--- Material to process ---
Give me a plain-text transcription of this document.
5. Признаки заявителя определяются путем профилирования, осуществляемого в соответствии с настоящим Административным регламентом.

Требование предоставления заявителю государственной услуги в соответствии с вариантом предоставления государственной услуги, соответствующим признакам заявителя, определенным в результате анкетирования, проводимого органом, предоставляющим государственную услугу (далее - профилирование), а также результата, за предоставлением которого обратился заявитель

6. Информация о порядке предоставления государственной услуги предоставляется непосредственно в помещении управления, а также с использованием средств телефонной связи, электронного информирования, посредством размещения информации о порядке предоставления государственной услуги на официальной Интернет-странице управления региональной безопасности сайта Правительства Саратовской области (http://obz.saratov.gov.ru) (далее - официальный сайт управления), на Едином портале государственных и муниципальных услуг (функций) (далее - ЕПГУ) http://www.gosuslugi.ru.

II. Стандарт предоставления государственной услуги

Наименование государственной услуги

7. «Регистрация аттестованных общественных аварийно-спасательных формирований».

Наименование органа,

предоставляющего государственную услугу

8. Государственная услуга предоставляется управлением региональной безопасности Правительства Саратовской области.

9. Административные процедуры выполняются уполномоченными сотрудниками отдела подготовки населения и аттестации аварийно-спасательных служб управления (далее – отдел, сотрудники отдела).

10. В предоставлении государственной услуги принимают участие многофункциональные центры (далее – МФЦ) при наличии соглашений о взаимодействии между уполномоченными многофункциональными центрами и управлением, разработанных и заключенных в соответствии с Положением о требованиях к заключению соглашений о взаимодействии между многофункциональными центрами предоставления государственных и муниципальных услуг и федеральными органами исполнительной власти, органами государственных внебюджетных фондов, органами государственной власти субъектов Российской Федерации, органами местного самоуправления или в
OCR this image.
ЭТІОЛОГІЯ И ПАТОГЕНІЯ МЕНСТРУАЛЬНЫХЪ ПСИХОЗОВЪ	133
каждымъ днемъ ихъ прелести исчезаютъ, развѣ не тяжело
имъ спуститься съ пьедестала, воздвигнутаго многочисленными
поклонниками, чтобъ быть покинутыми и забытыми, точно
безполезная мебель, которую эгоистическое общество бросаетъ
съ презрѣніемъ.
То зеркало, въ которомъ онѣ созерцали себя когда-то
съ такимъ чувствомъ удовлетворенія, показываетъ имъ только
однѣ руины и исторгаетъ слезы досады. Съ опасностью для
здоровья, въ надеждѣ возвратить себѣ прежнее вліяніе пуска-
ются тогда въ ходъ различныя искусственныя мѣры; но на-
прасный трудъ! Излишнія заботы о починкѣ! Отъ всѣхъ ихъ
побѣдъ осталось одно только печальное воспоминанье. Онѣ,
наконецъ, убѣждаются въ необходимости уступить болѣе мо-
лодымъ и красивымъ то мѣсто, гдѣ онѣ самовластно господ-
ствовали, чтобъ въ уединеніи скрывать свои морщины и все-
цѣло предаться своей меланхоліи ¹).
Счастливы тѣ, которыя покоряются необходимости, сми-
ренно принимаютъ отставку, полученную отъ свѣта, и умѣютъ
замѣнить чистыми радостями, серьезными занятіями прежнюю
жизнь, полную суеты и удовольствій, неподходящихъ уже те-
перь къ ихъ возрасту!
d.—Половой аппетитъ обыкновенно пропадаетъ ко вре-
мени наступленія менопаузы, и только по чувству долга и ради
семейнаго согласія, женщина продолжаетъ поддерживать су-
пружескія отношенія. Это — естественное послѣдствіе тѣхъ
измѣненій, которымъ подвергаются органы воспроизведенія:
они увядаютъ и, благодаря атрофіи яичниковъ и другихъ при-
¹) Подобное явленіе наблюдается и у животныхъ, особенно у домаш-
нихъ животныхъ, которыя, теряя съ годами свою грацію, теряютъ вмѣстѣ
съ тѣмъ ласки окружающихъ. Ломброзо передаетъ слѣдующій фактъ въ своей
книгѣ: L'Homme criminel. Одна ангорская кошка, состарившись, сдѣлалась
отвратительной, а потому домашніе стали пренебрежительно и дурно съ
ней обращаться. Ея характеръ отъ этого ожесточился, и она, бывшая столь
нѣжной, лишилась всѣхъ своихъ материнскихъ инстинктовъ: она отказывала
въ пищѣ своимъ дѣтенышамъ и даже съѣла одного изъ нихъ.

--- Given exercise ---
Every entry must be output again, exactly as written above.

--- Right answer ---
Give me a plain-text transcription of this document.
5. Признаки заявителя определяются путем профилирования, осуществляемого в соответствии с настоящим Административным регламентом.

Требование предоставления заявителю государственной услуги в соответствии с вариантом предоставления государственной услуги, соответствующим признакам заявителя, определенным в результате анкетирования, проводимого органом, предоставляющим государственную услугу (далее - профилирование), а также результата, за предоставлением которого обратился заявитель

6. Информация о порядке предоставления государственной услуги предоставляется непосредственно в помещении управления, а также с использованием средств телефонной связи, электронного информирования, посредством размещения информации о порядке предоставления государственной услуги на официальной Интернет-странице управления региональной безопасности сайта Правительства Саратовской области (http://obz.saratov.gov.ru) (далее - официальный сайт управления), на Едином портале государственных и муниципальных услуг (функций) (далее - ЕПГУ) http://www.gosuslugi.ru.

II. Стандарт предоставления государственной услуги

Наименование государственной услуги

7. «Регистрация аттестованных общественных аварийно-спасательных формирований».

Наименование органа,

предоставляющего государственную услугу

8. Государственная услуга предоставляется управлением региональной безопасности Правительства Саратовской области.

9. Административные процедуры выполняются уполномоченными сотрудниками отдела подготовки населения и аттестации аварийно-спасательных служб управления (далее – отдел, сотрудники отдела).

10. В предоставлении государственной услуги принимают участие многофункциональные центры (далее – МФЦ) при наличии соглашений о взаимодействии между уполномоченными многофункциональными центрами и управлением, разработанных и заключенных в соответствии с Положением о требованиях к заключению соглашений о взаимодействии между многофункциональными центрами предоставления государственных и муниципальных услуг и федеральными органами исполнительной власти, органами государственных внебюджетных фондов, органами государственной власти субъектов Российской Федерации, органами местного самоуправления или в
OCR this image.
ЭТІОЛОГІЯ И ПАТОГЕНІЯ МЕНСТРУАЛЬНЫХЪ ПСИХОЗОВЪ	133
каждымъ днемъ ихъ прелести исчезаютъ, развѣ не тяжело
имъ спуститься съ пьедестала, воздвигнутаго многочисленными
поклонниками, чтобъ быть покинутыми и забытыми, точно
безполезная мебель, которую эгоистическое общество бросаетъ
съ презрѣніемъ.
То зеркало, въ которомъ онѣ созерцали себя когда-то
съ такимъ чувствомъ удовлетворенія, показываетъ имъ только
однѣ руины и исторгаетъ слезы досады. Съ опасностью для
здоровья, въ надеждѣ возвратить себѣ прежнее вліяніе пуска-
ются тогда въ ходъ различныя искусственныя мѣры; но на-
прасный трудъ! Излишнія заботы о починкѣ! Отъ всѣхъ ихъ
побѣдъ осталось одно только печальное воспоминанье. Онѣ,
наконецъ, убѣждаются въ необходимости уступить болѣе мо-
лодымъ и красивымъ то мѣсто, гдѣ онѣ самовластно господ-
ствовали, чтобъ въ уединеніи скрывать свои морщины и все-
цѣло предаться своей меланхоліи ¹).
Счастливы тѣ, которыя покоряются необходимости, сми-
ренно принимаютъ отставку, полученную отъ свѣта, и умѣютъ
замѣнить чистыми радостями, серьезными занятіями прежнюю
жизнь, полную суеты и удовольствій, неподходящихъ уже те-
перь къ ихъ возрасту!
d.—Половой аппетитъ обыкновенно пропадаетъ ко вре-
мени наступленія менопаузы, и только по чувству долга и ради
семейнаго согласія, женщина продолжаетъ поддерживать су-
пружескія отношенія. Это — естественное послѣдствіе тѣхъ
измѣненій, которымъ подвергаются органы воспроизведенія:
они увядаютъ и, благодаря атрофіи яичниковъ и другихъ при-
¹) Подобное явленіе наблюдается и у животныхъ, особенно у домаш-
нихъ животныхъ, которыя, теряя съ годами свою грацію, теряютъ вмѣстѣ
съ тѣмъ ласки окружающихъ. Ломброзо передаетъ слѣдующій фактъ въ своей
книгѣ: L'Homme criminel. Одна ангорская кошка, состарившись, сдѣлалась
отвратительной, а потому домашніе стали пренебрежительно и дурно съ
ней обращаться. Ея характеръ отъ этого ожесточился, и она, бывшая столь
нѣжной, лишилась всѣхъ своихъ материнскихъ инстинктовъ: она отказывала
въ пищѣ своимъ дѣтенышамъ и даже съѣла одного изъ нихъ.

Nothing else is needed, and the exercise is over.